### Activity list
1. In the article about the Walden Pond beach renovation, what will replace the two-story bathhouse from 1947?
2. Write the next part of the article about the Walden Pond beach renovation, picking up after its last sentence.

### Text segment
= Beginning of Section =

The main beach area at Walden Pond in Concord will be closed for the summer for a $6.1 million renovation aimed at improving visitor safety and accessibility while curtailing environmental contamination.
The pond, made famous by Henry David Thoreau’s “Walden; or, Life in the Woods,” hosts about 600,000 visitors each year. Yet, the area’s lack of accessible bathrooms meant that visitors would use the pond as a natural toilet.
The nutrients in human waste fuel floating microscopic algae, which if left unchecked, could harm the natural weeds in the pond, destabilizing the historic site and making it unsafe to swim in. Curt Stager, a professor of natural sciences at Paul Smith’s College in New York, who spends every August measuring the temperature and oxygen levels at Walden, said the partial closure of the beach and fewer visitors can be a short-term fix to its environmental problems.
“We risk loving that pond to death, but at the same time we are more aware of how we can harm it,” Stager said.
Suzanne Kreiter/Globe Staff
Walden Pond is a well-known summer vacation spot largely because of its closeness to Downtown Boston, making it an ideal location for swimming, paddle boarding and trout fishing. While it is very different from the tranquil setting in Thoreau’s 1854 book, young families, groups of teenagers and retirees frequently crowd the small shore, hoping to absorb some vitamin D.
The pond won’t be completely inaccessible this summer: visitors can still enjoy Red Cross Beach an unguarded swimming area.
For the renovation, the two-story bathhouse from 1947 will be replaced by a one-story “net-zero” structure, with three added family restrooms.
There will also be native plantings added to the pond’s east bank to improve erosion, according to Nathaniel Tipton, DCR project manager. Walden Pond has struggled with changing water levels and heavy foot traffic from nearby hiking trails for years. During the renovations, 190 trees and 7,000 shrubs, plants and herbaceous plugs will be planted for runoff control. DCR also plans to use some of the cut-down pine and red oak wood to construct the site.
Suzanne Kreiter/Globe Staff
Along with mitigating erosion, Tipton said that the replanting will protect the slope between the bathhouse and the nearby boat ramp. These efforts will help preserve the pond, since storm waters carrying pollutants will be absorbed by the ground before reaching the water.

= End of Section =

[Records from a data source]

= Beginning of Section =

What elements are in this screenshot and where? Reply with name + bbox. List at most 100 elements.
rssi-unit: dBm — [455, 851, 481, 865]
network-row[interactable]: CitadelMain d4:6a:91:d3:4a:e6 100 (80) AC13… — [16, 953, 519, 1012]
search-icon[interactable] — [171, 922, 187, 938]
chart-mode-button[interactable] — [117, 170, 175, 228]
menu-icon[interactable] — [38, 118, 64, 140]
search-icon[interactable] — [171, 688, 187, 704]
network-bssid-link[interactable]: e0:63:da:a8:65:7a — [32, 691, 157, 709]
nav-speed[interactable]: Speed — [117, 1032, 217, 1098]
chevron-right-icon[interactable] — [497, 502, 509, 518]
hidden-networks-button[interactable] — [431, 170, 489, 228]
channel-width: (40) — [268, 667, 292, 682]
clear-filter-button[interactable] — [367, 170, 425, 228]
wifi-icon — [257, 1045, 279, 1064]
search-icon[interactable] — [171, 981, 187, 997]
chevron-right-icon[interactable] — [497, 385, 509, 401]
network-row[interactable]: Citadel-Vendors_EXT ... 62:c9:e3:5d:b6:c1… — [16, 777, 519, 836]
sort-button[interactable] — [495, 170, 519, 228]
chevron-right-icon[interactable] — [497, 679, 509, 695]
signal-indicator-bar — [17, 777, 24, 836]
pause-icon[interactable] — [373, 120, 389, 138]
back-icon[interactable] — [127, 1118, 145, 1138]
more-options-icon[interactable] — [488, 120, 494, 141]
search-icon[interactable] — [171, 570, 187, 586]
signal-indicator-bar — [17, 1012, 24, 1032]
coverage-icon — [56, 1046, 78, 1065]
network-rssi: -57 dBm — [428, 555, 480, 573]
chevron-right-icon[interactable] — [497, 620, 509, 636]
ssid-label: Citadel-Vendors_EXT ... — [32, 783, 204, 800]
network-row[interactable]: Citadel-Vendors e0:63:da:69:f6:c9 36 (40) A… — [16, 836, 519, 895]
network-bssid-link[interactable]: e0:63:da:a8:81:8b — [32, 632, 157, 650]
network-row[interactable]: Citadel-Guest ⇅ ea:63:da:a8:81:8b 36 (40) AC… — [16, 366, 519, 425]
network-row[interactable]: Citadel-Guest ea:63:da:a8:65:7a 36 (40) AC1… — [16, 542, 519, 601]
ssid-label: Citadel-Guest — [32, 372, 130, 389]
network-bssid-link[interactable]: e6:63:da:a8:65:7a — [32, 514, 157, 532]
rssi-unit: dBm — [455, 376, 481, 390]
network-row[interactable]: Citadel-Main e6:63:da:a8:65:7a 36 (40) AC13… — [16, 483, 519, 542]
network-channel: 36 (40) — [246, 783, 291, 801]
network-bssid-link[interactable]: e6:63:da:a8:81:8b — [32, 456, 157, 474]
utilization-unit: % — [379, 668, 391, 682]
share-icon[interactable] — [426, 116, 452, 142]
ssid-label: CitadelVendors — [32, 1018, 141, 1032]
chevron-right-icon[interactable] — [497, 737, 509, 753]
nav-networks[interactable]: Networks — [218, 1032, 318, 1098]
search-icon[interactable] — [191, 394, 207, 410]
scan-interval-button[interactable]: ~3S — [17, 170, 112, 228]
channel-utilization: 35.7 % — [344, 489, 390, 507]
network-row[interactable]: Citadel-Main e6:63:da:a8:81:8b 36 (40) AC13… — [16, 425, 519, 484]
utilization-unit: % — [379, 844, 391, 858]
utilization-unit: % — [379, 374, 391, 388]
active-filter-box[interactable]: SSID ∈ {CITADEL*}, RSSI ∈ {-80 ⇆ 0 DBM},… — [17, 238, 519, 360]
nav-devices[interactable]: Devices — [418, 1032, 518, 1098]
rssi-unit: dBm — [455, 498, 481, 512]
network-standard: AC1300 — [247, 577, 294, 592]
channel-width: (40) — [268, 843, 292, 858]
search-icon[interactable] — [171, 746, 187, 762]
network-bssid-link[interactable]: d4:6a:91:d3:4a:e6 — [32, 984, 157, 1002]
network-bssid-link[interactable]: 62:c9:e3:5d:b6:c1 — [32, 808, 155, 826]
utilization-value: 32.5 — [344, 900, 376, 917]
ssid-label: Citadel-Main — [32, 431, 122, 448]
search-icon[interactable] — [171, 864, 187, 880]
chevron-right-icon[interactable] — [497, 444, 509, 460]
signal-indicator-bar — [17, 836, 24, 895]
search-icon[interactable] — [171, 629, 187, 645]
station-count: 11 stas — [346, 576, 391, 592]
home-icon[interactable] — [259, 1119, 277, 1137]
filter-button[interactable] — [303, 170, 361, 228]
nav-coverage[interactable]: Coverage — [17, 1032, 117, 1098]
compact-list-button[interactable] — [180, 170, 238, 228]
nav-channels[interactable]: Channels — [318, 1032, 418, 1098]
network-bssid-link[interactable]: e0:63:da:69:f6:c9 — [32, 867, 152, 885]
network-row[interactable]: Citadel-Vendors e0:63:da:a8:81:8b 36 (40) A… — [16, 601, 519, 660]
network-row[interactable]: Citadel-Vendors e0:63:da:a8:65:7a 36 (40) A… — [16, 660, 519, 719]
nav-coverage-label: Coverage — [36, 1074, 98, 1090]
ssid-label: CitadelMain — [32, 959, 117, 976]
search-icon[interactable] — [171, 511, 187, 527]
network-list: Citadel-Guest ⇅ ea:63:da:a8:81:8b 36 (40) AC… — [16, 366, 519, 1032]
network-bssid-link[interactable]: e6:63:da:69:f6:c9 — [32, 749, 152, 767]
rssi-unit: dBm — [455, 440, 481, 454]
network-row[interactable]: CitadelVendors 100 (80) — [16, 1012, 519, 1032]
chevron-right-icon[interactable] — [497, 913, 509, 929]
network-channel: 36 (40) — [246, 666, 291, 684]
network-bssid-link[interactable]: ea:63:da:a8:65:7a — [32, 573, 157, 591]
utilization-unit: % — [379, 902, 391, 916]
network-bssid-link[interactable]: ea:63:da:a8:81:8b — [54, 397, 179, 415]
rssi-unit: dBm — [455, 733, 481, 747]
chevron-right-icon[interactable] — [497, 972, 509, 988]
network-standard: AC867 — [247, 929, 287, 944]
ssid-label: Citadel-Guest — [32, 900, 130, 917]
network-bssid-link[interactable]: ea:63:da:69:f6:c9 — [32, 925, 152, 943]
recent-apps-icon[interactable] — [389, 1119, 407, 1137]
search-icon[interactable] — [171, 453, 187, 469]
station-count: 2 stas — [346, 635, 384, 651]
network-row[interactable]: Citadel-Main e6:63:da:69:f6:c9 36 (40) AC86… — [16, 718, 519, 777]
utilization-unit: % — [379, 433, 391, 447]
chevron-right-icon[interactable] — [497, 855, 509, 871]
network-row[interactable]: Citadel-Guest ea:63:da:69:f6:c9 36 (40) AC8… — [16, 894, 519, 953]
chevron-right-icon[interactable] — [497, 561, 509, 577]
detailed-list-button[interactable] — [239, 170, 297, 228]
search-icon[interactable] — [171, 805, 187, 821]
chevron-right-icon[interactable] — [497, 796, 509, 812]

= End of Section =

### Responses by task
1. A one-story "net-zero" structure with three added family restrooms.

2.
“The purpose of this project is to create an accessible and sustainable facility that people of all abilities will be able to use for years to come,” a DCR spokesperson said.
Frank Formica, 64, from Woburn, laid on top of a thin towel on the rocky shore of Red Cross Beach on Wednesday after a long sunny swim in Walden Pond. Wearing a Neoprene shirt, he overlooked the water with a bright blue cane and a shiny red mobility bike by his side.
Formica, who is handicapped and has been going to Walden since the ‘70s, knows the struggles of walking down the sloped path to the beach area all too well. He has been diagnosed with cancer four times, and has a severe spinal injury. He is happy with the renovations, which should improve disability and emergency service access.
“This pond has healing qualities,” Formica said.
Lorena Lorenzo, from Hanscom Air Force Base, said that she is happy with the modernization of the beach access.
“I’m always inside a building,” said Lorenzo, who is a registered nurse and was looking for a mommy-daughter date with her young daughter. “I just like to be connecting to nature.”
David Backer, who visits the pond with his wife and granddaughter, said he is looking forward to the renovations, and that the pond should stay as open and accessible as possible. Backer ran the summer Environmental Science Program in Newton for 18 years, and would encourage teenagers to visit Walden.
“A lot of the kids were indoor kids. A lot of screen time. And so they had to be kind of coerced to get into the program. But by the end of the program, they were already talking about coming back, because they understood and they appreciated the outdoors,” Backer said.
Despite the loud excavators and fencing, visitors from all over New England will continue to search for their own version of tranquility at Walden, even if this summer is a little noisier than usual.